### Task instructions:
For the listing below, give the count of lines containing "лечения", and no other text.

### Dataset content:
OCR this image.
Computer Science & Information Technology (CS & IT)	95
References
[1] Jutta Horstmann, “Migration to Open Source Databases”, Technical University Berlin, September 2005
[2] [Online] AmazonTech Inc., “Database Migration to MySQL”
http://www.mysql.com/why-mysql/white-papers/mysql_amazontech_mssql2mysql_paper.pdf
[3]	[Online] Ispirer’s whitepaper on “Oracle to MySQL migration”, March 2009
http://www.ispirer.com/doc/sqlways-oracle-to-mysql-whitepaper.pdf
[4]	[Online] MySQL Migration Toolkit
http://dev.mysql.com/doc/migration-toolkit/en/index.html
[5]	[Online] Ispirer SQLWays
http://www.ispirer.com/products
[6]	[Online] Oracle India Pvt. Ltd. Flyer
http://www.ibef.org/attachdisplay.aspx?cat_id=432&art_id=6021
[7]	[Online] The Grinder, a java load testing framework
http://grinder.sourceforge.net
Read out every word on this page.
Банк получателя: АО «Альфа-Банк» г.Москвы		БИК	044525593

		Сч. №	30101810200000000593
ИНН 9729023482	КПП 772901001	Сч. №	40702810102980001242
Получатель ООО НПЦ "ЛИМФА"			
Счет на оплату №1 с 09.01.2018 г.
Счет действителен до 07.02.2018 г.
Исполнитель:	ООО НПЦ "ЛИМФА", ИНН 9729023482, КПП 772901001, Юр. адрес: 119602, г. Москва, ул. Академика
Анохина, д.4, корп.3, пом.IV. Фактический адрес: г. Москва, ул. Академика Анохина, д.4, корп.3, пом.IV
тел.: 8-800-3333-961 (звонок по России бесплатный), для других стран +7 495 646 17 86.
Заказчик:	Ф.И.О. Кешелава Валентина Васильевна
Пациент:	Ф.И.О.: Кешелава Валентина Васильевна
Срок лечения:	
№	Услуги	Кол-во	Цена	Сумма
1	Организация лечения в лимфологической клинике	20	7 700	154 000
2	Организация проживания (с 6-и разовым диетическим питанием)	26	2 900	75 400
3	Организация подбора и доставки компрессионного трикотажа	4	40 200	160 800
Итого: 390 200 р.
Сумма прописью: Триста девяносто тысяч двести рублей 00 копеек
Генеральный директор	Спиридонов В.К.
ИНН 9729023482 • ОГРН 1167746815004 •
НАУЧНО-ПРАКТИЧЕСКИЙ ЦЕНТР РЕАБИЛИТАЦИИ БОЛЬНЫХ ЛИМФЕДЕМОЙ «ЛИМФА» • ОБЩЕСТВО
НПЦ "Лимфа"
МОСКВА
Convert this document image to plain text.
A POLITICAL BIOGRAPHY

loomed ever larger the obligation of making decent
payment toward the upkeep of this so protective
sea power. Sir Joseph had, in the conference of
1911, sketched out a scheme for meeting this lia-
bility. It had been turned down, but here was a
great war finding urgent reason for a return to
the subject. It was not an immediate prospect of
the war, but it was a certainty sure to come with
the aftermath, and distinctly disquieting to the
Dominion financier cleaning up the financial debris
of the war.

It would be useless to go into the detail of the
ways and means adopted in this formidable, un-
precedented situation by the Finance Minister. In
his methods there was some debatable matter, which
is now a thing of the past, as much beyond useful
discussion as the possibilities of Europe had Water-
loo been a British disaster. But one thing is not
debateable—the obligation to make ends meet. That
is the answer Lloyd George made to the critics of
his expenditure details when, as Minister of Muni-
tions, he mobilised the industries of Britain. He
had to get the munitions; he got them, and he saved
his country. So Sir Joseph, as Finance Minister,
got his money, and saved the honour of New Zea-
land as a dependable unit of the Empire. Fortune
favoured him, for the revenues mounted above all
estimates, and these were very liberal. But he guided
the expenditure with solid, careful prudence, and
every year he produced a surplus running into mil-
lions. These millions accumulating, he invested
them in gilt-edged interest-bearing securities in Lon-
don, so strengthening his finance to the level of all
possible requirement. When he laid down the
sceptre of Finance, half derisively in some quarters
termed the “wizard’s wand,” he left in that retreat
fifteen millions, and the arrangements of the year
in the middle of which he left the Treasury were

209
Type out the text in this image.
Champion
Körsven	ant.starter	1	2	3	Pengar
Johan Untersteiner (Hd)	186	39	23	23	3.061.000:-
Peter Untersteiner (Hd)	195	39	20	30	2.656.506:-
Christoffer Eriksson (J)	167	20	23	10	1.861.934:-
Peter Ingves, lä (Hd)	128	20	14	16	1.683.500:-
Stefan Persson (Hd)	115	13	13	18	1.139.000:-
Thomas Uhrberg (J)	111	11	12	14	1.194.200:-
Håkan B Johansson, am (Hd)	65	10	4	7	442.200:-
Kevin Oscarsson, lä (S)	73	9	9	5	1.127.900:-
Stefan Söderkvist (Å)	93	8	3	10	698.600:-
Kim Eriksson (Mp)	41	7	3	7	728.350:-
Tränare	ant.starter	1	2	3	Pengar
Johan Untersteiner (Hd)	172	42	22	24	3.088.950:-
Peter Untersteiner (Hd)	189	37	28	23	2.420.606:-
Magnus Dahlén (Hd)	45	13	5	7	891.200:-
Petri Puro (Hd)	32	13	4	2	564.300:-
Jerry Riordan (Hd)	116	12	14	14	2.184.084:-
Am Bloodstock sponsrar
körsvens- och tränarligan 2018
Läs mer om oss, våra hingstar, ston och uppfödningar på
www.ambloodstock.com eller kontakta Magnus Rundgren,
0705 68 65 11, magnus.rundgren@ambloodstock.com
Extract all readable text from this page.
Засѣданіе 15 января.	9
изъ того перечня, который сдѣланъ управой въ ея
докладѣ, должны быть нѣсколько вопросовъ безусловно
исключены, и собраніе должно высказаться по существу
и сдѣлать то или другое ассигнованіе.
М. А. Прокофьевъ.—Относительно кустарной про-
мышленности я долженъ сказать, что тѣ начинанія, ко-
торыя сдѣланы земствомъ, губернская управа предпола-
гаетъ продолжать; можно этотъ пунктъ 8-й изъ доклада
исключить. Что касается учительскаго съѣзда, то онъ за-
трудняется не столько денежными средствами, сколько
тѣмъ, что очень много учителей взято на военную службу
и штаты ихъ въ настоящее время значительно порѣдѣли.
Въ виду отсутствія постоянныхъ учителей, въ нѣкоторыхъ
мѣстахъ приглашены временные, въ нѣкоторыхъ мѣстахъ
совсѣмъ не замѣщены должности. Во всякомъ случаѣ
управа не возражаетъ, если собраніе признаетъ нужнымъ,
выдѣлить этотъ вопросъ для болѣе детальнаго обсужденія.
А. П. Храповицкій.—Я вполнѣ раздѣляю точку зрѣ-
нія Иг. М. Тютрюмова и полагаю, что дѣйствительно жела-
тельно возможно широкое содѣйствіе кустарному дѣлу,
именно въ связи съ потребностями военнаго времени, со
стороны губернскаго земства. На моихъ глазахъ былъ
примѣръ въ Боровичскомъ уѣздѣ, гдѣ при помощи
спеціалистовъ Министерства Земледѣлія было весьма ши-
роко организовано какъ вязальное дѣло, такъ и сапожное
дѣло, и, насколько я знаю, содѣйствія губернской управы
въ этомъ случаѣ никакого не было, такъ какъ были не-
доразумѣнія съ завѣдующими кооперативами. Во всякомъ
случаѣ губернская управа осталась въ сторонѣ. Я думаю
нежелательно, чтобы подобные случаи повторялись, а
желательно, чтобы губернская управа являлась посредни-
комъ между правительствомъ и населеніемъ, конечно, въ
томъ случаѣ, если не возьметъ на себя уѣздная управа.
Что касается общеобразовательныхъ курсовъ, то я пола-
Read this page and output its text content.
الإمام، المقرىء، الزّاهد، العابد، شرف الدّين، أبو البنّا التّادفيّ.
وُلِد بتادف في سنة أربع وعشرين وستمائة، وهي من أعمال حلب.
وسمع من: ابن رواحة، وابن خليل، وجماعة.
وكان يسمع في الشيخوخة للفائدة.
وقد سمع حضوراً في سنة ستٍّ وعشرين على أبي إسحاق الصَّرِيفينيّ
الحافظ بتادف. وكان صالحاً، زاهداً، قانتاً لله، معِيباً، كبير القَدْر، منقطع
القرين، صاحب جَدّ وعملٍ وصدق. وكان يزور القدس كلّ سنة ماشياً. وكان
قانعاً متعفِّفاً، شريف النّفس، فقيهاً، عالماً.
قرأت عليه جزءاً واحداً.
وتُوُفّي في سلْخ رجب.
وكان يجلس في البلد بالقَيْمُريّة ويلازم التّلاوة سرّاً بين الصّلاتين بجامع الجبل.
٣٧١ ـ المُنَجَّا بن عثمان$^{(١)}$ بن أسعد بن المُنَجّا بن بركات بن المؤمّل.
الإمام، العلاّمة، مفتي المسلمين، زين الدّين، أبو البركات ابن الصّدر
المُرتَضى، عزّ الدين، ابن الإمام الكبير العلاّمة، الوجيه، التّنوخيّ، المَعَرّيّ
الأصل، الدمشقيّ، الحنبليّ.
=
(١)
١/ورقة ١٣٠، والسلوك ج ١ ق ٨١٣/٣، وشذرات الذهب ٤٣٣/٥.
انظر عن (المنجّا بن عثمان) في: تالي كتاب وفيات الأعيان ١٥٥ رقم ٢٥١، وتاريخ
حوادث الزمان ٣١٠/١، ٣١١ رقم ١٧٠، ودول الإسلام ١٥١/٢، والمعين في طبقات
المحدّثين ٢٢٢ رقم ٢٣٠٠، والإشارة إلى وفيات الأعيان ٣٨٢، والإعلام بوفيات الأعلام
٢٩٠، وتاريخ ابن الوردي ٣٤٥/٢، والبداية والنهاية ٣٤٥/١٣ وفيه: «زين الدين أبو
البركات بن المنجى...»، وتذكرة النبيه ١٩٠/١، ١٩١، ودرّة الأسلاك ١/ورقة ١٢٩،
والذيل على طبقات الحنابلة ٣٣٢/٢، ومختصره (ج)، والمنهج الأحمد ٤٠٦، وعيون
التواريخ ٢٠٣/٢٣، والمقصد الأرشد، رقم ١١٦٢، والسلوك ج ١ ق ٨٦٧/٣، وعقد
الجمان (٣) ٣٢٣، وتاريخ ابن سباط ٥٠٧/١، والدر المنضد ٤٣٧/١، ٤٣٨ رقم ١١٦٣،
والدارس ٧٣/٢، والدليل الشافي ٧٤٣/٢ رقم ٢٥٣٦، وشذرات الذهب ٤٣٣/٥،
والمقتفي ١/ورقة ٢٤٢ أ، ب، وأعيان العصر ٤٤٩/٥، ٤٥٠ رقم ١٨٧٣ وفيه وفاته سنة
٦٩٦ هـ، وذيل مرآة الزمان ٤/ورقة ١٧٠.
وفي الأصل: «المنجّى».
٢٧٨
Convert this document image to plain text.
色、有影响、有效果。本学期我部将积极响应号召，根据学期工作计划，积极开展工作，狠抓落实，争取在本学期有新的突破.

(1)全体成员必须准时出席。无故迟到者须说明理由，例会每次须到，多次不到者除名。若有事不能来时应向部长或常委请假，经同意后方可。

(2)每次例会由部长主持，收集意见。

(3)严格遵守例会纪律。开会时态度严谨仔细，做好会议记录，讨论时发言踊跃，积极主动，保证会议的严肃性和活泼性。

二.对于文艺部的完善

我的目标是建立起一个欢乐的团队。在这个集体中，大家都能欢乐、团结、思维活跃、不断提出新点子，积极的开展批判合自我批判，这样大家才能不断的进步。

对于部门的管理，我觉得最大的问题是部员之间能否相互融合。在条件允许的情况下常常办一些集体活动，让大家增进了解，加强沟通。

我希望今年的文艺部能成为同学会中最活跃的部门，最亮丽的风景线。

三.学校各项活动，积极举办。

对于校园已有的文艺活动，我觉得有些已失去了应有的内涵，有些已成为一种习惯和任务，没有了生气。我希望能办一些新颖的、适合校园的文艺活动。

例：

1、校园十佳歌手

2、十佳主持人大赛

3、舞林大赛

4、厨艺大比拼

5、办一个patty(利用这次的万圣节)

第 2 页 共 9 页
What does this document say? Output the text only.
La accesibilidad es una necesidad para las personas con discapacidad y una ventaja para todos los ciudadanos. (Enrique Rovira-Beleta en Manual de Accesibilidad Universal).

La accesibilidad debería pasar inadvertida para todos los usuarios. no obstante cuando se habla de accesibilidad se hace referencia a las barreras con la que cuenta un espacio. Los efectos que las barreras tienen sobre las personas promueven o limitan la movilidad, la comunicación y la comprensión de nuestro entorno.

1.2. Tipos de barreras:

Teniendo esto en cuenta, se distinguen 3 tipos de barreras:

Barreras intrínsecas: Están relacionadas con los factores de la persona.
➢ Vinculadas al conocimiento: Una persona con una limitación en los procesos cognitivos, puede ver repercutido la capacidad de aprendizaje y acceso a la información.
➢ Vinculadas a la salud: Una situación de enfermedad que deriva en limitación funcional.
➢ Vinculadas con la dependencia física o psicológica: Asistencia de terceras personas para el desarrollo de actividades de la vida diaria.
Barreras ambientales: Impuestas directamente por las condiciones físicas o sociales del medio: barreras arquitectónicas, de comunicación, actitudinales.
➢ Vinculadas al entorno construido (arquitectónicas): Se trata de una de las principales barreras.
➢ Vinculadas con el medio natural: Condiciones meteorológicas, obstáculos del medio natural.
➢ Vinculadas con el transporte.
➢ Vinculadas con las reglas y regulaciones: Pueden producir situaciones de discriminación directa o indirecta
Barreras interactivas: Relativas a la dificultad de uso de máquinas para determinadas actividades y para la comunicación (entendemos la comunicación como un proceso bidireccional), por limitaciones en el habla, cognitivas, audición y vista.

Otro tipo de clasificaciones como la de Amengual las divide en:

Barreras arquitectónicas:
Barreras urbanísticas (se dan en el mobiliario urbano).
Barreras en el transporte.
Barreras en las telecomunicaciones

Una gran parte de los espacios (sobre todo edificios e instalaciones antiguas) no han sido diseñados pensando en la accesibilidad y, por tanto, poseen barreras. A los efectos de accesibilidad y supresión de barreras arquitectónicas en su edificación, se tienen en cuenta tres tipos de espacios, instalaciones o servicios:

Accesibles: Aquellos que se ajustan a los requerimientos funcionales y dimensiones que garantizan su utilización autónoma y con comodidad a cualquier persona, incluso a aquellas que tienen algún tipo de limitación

### Output for this exercise:
2